Task description
Read the records below and copy each line that contains "name".

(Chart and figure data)
'''
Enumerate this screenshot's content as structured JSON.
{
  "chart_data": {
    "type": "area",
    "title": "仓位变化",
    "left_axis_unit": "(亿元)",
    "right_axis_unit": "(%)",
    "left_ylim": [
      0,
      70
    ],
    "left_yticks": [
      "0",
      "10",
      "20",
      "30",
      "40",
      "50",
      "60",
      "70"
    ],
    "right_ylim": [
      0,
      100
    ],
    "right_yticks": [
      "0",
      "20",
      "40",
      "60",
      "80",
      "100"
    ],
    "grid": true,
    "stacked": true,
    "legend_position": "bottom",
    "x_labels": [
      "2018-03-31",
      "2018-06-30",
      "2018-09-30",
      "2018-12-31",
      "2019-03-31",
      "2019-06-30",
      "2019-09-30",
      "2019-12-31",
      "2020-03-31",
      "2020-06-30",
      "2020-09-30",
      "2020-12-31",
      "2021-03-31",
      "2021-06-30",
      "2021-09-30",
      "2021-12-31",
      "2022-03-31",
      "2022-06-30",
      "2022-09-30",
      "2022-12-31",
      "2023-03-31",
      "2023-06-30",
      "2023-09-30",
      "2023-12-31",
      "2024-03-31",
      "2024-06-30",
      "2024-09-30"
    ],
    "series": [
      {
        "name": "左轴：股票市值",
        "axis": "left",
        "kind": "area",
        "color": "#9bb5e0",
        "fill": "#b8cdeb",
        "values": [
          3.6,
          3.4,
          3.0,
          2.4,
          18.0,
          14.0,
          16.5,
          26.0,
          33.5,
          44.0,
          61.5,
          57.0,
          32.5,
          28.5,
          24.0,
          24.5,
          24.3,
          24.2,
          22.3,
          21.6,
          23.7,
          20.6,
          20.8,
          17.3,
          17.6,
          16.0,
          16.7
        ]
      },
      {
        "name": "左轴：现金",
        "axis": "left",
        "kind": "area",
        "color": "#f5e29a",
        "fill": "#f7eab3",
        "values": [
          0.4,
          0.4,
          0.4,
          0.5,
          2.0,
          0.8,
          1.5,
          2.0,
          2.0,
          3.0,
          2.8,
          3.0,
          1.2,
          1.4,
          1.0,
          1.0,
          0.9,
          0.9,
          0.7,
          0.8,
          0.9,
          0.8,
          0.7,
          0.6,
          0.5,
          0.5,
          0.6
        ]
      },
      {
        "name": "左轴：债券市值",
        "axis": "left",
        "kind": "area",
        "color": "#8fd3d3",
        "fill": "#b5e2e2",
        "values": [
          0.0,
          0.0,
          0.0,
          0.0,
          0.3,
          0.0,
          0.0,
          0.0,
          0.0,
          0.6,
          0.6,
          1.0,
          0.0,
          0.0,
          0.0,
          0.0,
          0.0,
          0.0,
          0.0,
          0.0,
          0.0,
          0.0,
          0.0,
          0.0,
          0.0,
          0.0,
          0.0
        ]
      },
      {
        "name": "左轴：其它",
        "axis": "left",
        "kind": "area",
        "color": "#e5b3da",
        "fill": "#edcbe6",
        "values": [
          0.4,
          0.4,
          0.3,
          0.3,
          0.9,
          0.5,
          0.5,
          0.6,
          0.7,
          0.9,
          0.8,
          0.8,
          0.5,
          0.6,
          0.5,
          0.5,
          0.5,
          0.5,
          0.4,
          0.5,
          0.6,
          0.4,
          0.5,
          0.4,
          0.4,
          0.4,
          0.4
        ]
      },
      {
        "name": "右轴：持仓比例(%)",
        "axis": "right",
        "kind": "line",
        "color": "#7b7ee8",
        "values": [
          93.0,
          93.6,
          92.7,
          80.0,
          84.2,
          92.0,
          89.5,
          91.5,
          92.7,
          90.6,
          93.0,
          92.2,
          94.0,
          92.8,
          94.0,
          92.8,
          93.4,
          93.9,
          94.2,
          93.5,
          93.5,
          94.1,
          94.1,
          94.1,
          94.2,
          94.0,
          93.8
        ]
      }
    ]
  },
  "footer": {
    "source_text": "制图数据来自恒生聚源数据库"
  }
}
'''
Response to the exercise
        "name": "左轴：股票市值",
        "name": "左轴：现金",
        "name": "左轴：债券市值",
        "name": "左轴：其它",
        "name": "右轴：持仓比例(%)",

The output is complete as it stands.